## WRITTEN INSTRUCTION
Locate the word "xlabel" in the data below, then copy every line that holds it.

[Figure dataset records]
▬▬▬

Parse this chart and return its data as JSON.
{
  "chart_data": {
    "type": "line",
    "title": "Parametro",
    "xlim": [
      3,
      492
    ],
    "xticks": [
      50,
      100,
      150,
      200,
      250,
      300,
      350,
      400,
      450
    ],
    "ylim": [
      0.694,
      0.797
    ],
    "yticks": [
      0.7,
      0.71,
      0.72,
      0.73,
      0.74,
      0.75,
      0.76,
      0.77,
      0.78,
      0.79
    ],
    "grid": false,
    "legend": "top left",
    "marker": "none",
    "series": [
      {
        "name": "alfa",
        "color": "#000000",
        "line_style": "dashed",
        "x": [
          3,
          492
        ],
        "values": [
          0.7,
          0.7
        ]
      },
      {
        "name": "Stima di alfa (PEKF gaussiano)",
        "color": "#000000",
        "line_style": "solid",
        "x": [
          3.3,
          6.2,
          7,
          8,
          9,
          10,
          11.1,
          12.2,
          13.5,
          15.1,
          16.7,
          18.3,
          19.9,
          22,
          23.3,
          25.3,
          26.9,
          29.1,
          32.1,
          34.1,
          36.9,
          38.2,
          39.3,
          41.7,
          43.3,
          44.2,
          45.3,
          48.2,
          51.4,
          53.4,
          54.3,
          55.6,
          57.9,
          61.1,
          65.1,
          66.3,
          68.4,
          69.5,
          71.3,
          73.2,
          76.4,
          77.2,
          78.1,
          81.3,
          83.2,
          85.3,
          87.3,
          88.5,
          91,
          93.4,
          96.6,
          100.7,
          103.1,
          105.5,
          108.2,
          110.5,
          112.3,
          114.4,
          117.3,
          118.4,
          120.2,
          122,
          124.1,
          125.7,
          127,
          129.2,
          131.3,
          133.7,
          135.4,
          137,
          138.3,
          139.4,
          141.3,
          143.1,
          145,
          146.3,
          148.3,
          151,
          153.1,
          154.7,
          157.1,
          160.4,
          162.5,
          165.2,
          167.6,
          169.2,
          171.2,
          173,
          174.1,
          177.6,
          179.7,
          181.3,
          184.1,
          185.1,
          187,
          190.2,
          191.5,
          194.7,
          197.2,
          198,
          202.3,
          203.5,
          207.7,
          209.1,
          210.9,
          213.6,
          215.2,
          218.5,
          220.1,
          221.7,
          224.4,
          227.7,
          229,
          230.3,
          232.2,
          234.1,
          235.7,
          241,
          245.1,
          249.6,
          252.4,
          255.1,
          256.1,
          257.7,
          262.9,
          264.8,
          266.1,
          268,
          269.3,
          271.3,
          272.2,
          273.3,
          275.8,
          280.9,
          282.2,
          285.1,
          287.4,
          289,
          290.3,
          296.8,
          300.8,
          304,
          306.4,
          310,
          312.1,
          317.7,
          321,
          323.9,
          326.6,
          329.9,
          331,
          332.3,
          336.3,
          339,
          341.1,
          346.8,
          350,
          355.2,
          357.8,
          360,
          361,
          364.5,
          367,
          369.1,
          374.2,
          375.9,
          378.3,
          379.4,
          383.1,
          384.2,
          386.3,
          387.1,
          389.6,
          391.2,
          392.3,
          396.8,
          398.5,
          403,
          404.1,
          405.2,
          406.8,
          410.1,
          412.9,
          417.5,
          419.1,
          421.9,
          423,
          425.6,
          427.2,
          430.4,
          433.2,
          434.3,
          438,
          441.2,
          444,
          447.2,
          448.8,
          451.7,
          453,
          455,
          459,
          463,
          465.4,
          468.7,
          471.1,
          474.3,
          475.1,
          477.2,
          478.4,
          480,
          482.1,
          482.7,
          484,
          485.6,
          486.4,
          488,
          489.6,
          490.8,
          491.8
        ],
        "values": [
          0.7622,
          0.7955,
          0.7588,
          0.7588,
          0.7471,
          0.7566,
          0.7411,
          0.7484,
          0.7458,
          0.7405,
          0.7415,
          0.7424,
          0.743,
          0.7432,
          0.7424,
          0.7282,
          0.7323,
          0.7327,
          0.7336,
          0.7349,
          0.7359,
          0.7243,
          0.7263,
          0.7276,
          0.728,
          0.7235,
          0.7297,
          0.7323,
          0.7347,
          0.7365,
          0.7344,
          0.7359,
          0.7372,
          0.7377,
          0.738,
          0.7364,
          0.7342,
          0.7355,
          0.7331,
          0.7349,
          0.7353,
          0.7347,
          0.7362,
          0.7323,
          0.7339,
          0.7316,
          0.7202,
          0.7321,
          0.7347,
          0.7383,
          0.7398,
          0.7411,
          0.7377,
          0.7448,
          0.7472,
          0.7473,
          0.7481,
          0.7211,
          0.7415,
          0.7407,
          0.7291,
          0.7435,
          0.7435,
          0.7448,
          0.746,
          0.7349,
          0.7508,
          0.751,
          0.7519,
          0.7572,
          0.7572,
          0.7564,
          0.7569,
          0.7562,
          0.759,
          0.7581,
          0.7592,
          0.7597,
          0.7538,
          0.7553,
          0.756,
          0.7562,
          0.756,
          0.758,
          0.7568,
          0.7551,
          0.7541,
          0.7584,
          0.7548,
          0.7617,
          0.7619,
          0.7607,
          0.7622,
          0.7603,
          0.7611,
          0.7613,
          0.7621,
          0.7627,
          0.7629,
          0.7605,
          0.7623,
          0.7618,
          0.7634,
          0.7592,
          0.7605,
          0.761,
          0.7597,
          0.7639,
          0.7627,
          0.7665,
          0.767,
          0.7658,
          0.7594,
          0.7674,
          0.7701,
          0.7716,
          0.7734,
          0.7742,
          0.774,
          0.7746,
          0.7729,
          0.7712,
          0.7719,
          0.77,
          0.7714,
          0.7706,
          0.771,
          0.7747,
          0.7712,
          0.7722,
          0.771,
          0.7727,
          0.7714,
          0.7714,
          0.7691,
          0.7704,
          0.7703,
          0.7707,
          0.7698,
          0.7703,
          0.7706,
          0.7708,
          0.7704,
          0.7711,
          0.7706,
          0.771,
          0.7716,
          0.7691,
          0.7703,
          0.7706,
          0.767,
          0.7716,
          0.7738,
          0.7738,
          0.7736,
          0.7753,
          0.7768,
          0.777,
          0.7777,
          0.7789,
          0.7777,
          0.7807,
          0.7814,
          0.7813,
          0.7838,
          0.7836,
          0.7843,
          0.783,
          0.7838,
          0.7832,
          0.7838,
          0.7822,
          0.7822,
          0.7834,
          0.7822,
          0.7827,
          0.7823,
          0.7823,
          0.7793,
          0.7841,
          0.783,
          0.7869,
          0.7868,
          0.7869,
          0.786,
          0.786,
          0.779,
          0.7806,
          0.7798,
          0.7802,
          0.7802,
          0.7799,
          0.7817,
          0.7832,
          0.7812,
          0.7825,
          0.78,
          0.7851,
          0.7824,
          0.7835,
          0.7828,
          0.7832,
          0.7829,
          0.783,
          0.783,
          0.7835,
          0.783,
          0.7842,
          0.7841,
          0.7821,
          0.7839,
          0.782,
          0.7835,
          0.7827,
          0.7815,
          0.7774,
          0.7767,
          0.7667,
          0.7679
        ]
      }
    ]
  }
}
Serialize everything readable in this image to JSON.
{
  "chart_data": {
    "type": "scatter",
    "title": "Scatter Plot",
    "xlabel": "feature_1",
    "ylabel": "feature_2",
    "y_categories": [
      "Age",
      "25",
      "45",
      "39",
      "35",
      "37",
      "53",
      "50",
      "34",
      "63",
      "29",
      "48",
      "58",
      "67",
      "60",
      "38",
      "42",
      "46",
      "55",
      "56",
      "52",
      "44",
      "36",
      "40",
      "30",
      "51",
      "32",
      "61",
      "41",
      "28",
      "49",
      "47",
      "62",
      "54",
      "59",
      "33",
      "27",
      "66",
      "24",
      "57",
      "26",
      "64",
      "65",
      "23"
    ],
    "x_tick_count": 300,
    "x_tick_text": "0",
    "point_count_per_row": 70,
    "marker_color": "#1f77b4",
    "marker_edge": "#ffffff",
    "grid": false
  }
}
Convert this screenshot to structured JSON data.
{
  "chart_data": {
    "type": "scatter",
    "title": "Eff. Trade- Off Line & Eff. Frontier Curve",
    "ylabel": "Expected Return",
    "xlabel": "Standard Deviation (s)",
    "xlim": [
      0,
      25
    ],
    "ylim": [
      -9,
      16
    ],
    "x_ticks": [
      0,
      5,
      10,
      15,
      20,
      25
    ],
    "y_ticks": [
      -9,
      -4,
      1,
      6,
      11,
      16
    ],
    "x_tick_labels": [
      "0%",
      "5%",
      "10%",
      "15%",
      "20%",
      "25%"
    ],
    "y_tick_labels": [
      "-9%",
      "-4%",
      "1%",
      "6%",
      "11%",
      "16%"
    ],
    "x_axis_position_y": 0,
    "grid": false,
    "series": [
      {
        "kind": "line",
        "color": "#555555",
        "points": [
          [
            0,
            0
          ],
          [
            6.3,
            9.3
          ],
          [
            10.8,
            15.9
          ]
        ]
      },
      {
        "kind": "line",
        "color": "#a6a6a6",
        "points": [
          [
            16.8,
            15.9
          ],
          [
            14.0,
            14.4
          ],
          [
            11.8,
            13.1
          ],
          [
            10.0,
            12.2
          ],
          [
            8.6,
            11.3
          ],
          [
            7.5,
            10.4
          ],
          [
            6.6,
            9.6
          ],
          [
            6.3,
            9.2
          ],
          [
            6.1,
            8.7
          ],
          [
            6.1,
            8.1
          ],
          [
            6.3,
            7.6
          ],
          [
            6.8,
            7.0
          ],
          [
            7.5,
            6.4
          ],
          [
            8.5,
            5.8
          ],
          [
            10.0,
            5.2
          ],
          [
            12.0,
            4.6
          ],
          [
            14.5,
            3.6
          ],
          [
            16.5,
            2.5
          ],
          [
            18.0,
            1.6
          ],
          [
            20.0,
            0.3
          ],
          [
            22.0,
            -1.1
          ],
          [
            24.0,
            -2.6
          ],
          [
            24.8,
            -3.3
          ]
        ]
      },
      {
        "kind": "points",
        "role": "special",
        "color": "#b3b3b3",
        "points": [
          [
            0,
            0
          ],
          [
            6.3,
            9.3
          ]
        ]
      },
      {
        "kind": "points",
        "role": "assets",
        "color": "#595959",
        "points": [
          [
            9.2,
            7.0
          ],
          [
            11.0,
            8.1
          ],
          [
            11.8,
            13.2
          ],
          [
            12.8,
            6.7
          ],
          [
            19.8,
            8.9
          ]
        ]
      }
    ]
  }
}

▬▬▬

## COMPLETE OUTPUT
    "xlabel": "feature_1",
    "xlabel": "Standard Deviation (s)",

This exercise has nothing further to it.